### WRITTEN REQUEST:
Please copy out every line of the items below, word for word.

— Begin INFORMATION SUPPLIED —

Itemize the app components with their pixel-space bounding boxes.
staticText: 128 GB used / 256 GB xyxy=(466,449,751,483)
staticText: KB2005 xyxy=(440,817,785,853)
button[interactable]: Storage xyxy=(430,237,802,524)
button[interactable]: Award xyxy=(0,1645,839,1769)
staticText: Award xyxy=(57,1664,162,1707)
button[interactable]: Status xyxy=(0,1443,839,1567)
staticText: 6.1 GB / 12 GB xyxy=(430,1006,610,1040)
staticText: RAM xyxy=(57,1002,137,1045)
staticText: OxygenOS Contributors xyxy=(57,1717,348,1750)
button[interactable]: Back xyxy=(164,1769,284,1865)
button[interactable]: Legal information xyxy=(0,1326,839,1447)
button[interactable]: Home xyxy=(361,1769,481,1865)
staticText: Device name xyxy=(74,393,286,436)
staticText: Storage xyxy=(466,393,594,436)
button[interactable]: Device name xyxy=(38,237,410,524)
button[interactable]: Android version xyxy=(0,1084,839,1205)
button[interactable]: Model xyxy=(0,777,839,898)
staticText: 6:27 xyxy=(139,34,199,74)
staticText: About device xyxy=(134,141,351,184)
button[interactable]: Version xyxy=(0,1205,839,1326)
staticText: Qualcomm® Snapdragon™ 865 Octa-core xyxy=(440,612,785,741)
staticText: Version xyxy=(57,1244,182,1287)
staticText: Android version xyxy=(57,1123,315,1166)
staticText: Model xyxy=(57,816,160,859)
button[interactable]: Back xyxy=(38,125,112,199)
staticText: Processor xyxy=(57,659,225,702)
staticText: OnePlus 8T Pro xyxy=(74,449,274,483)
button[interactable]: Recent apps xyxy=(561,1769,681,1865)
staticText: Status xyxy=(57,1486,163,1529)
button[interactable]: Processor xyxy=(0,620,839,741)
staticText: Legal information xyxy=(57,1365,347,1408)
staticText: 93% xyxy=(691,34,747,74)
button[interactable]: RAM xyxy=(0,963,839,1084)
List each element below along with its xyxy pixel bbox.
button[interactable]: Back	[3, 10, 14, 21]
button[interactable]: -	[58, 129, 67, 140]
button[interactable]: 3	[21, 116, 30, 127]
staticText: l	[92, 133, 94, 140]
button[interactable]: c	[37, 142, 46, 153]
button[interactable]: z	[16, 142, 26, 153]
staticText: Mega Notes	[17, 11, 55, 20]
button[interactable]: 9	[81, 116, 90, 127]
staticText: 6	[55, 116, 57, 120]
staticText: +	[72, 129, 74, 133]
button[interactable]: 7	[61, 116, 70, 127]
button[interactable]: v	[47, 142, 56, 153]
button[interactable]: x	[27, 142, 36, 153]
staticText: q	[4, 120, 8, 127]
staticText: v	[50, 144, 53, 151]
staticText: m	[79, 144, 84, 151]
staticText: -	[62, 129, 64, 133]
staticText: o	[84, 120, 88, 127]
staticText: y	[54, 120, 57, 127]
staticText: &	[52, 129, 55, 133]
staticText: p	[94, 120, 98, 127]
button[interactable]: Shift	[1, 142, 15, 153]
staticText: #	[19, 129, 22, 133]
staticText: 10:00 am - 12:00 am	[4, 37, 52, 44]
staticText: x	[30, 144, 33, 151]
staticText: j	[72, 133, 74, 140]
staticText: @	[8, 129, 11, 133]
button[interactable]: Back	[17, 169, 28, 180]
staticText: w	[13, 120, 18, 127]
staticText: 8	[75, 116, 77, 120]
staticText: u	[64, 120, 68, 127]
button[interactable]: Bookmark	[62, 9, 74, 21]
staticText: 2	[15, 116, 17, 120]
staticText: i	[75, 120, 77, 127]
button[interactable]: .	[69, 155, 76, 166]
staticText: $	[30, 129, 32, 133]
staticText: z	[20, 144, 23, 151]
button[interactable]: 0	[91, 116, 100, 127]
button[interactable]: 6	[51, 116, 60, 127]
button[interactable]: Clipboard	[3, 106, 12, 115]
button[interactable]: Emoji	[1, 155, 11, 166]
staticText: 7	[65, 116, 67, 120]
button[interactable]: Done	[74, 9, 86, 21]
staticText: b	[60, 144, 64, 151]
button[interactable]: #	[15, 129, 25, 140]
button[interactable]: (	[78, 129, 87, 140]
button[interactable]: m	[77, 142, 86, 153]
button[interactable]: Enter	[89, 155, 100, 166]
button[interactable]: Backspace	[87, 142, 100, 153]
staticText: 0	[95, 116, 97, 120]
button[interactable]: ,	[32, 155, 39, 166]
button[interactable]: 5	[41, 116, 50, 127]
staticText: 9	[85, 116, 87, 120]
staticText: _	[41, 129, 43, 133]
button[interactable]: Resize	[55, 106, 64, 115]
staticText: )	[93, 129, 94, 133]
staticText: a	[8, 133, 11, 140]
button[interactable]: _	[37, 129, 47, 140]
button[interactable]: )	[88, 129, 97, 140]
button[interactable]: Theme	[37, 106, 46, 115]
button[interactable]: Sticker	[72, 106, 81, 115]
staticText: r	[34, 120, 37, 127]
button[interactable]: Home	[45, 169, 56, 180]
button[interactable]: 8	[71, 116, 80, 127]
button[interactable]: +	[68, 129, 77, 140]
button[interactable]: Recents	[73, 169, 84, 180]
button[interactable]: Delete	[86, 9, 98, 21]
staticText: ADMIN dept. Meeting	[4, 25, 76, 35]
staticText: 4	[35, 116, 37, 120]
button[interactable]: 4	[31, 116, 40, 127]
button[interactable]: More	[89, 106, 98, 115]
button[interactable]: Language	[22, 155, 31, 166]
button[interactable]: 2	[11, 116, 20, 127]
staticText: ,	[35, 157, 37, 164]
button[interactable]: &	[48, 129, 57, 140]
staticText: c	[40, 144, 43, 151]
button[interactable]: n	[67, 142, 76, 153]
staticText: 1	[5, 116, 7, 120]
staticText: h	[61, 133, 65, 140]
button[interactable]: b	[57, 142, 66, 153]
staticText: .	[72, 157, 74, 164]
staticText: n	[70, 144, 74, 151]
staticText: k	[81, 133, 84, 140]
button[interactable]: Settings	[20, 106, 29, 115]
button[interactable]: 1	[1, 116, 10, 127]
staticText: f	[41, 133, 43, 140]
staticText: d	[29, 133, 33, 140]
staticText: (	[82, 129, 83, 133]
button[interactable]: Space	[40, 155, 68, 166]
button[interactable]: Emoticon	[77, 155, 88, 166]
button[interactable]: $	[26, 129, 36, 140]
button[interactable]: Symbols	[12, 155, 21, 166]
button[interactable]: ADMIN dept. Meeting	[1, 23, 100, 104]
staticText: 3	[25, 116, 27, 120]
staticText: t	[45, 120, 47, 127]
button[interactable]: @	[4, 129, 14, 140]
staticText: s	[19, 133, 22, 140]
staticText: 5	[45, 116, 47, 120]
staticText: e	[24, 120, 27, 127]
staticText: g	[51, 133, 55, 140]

— End INFORMATION SUPPLIED —

### FINAL RESULT:
Itemize the app components with their pixel-space bounding boxes.
staticText: 128 GB used / 256 GB xyxy=(466,449,751,483)
staticText: KB2005 xyxy=(440,817,785,853)
button[interactable]: Storage xyxy=(430,237,802,524)
button[interactable]: Award xyxy=(0,1645,839,1769)
staticText: Award xyxy=(57,1664,162,1707)
button[interactable]: Status xyxy=(0,1443,839,1567)
staticText: 6.1 GB / 12 GB xyxy=(430,1006,610,1040)
staticText: RAM xyxy=(57,1002,137,1045)
staticText: OxygenOS Contributors xyxy=(57,1717,348,1750)
button[interactable]: Back xyxy=(164,1769,284,1865)
button[interactable]: Legal information xyxy=(0,1326,839,1447)
button[interactable]: Home xyxy=(361,1769,481,1865)
staticText: Device name xyxy=(74,393,286,436)
staticText: Storage xyxy=(466,393,594,436)
button[interactable]: Device name xyxy=(38,237,410,524)
button[interactable]: Android version xyxy=(0,1084,839,1205)
button[interactable]: Model xyxy=(0,777,839,898)
staticText: 6:27 xyxy=(139,34,199,74)
staticText: About device xyxy=(134,141,351,184)
button[interactable]: Version xyxy=(0,1205,839,1326)
staticText: Qualcomm® Snapdragon™ 865 Octa-core xyxy=(440,612,785,741)
staticText: Version xyxy=(57,1244,182,1287)
staticText: Android version xyxy=(57,1123,315,1166)
staticText: Model xyxy=(57,816,160,859)
button[interactable]: Back xyxy=(38,125,112,199)
staticText: Processor xyxy=(57,659,225,702)
staticText: OnePlus 8T Pro xyxy=(74,449,274,483)
button[interactable]: Recent apps xyxy=(561,1769,681,1865)
staticText: Status xyxy=(57,1486,163,1529)
button[interactable]: Processor xyxy=(0,620,839,741)
staticText: Legal information xyxy=(57,1365,347,1408)
staticText: 93% xyxy=(691,34,747,74)
button[interactable]: RAM xyxy=(0,963,839,1084)
List each element below along with its xyxy pixel bbox.
button[interactable]: Back	[3, 10, 14, 21]
button[interactable]: -	[58, 129, 67, 140]
button[interactable]: 3	[21, 116, 30, 127]
staticText: l	[92, 133, 94, 140]
button[interactable]: c	[37, 142, 46, 153]
button[interactable]: z	[16, 142, 26, 153]
staticText: Mega Notes	[17, 11, 55, 20]
button[interactable]: 9	[81, 116, 90, 127]
staticText: 6	[55, 116, 57, 120]
staticText: +	[72, 129, 74, 133]
button[interactable]: 7	[61, 116, 70, 127]
button[interactable]: v	[47, 142, 56, 153]
button[interactable]: x	[27, 142, 36, 153]
staticText: q	[4, 120, 8, 127]
staticText: v	[50, 144, 53, 151]
staticText: m	[79, 144, 84, 151]
staticText: -	[62, 129, 64, 133]
staticText: o	[84, 120, 88, 127]
staticText: y	[54, 120, 57, 127]
staticText: &	[52, 129, 55, 133]
staticText: p	[94, 120, 98, 127]
button[interactable]: Shift	[1, 142, 15, 153]
staticText: #	[19, 129, 22, 133]
staticText: 10:00 am - 12:00 am	[4, 37, 52, 44]
staticText: x	[30, 144, 33, 151]
staticText: j	[72, 133, 74, 140]
staticText: @	[8, 129, 11, 133]
button[interactable]: Back	[17, 169, 28, 180]
staticText: w	[13, 120, 18, 127]
staticText: 8	[75, 116, 77, 120]
staticText: u	[64, 120, 68, 127]
button[interactable]: Bookmark	[62, 9, 74, 21]
staticText: 2	[15, 116, 17, 120]
staticText: i	[75, 120, 77, 127]
button[interactable]: .	[69, 155, 76, 166]
staticText: $	[30, 129, 32, 133]
staticText: z	[20, 144, 23, 151]
button[interactable]: 0	[91, 116, 100, 127]
button[interactable]: 6	[51, 116, 60, 127]
button[interactable]: Clipboard	[3, 106, 12, 115]
button[interactable]: Emoji	[1, 155, 11, 166]
staticText: 7	[65, 116, 67, 120]
button[interactable]: Done	[74, 9, 86, 21]
staticText: b	[60, 144, 64, 151]
button[interactable]: #	[15, 129, 25, 140]
button[interactable]: (	[78, 129, 87, 140]
button[interactable]: m	[77, 142, 86, 153]
button[interactable]: Enter	[89, 155, 100, 166]
button[interactable]: Backspace	[87, 142, 100, 153]
staticText: 0	[95, 116, 97, 120]
button[interactable]: ,	[32, 155, 39, 166]
button[interactable]: 5	[41, 116, 50, 127]
staticText: 9	[85, 116, 87, 120]
staticText: _	[41, 129, 43, 133]
button[interactable]: Resize	[55, 106, 64, 115]
staticText: )	[93, 129, 94, 133]
staticText: a	[8, 133, 11, 140]
button[interactable]: _	[37, 129, 47, 140]
button[interactable]: )	[88, 129, 97, 140]
button[interactable]: Theme	[37, 106, 46, 115]
button[interactable]: Sticker	[72, 106, 81, 115]
staticText: r	[34, 120, 37, 127]
button[interactable]: Home	[45, 169, 56, 180]
button[interactable]: 8	[71, 116, 80, 127]
button[interactable]: +	[68, 129, 77, 140]
button[interactable]: Recents	[73, 169, 84, 180]
button[interactable]: Delete	[86, 9, 98, 21]
staticText: ADMIN dept. Meeting	[4, 25, 76, 35]
staticText: 4	[35, 116, 37, 120]
button[interactable]: 4	[31, 116, 40, 127]
button[interactable]: More	[89, 106, 98, 115]
button[interactable]: Language	[22, 155, 31, 166]
button[interactable]: 2	[11, 116, 20, 127]
staticText: ,	[35, 157, 37, 164]
button[interactable]: &	[48, 129, 57, 140]
staticText: c	[40, 144, 43, 151]
button[interactable]: n	[67, 142, 76, 153]
staticText: 1	[5, 116, 7, 120]
staticText: h	[61, 133, 65, 140]
button[interactable]: b	[57, 142, 66, 153]
staticText: .	[72, 157, 74, 164]
staticText: n	[70, 144, 74, 151]
staticText: k	[81, 133, 84, 140]
button[interactable]: Settings	[20, 106, 29, 115]
button[interactable]: 1	[1, 116, 10, 127]
staticText: f	[41, 133, 43, 140]
staticText: d	[29, 133, 33, 140]
staticText: (	[82, 129, 83, 133]
button[interactable]: Space	[40, 155, 68, 166]
button[interactable]: Emoticon	[77, 155, 88, 166]
button[interactable]: $	[26, 129, 36, 140]
button[interactable]: Symbols	[12, 155, 21, 166]
button[interactable]: ADMIN dept. Meeting	[1, 23, 100, 104]
staticText: 3	[25, 116, 27, 120]
staticText: t	[45, 120, 47, 127]
button[interactable]: @	[4, 129, 14, 140]
staticText: s	[19, 133, 22, 140]
staticText: 5	[45, 116, 47, 120]
staticText: e	[24, 120, 27, 127]
staticText: g	[51, 133, 55, 140]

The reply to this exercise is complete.